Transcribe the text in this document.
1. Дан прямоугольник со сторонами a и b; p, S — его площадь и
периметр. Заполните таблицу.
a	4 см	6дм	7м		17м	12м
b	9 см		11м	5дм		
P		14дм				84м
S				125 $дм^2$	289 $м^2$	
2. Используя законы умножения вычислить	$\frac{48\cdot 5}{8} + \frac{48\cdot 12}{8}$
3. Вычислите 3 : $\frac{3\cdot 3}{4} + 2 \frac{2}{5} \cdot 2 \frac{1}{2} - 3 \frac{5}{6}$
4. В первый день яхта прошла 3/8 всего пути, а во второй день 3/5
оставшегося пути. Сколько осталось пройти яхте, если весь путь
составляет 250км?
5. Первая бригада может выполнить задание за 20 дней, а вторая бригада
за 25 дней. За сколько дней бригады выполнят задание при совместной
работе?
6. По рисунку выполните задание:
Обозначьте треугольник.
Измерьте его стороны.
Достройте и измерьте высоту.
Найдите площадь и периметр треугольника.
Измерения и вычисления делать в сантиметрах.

Your instructions:
Give an exact repetition of all the material.

Answer to this exercise:
Transcribe the text in this document.
1. Дан прямоугольник со сторонами a и b; p, S — его площадь и
периметр. Заполните таблицу.
a	4 см	6дм	7м		17м	12м
b	9 см		11м	5дм		
P		14дм				84м
S				125 $дм^2$	289 $м^2$	
2. Используя законы умножения вычислить	$\frac{48\cdot 5}{8} + \frac{48\cdot 12}{8}$
3. Вычислите 3 : $\frac{3\cdot 3}{4} + 2 \frac{2}{5} \cdot 2 \frac{1}{2} - 3 \frac{5}{6}$
4. В первый день яхта прошла 3/8 всего пути, а во второй день 3/5
оставшегося пути. Сколько осталось пройти яхте, если весь путь
составляет 250км?
5. Первая бригада может выполнить задание за 20 дней, а вторая бригада
за 25 дней. За сколько дней бригады выполнят задание при совместной
работе?
6. По рисунку выполните задание:
Обозначьте треугольник.
Измерьте его стороны.
Достройте и измерьте высоту.
Найдите площадь и периметр треугольника.
Измерения и вычисления делать в сантиметрах.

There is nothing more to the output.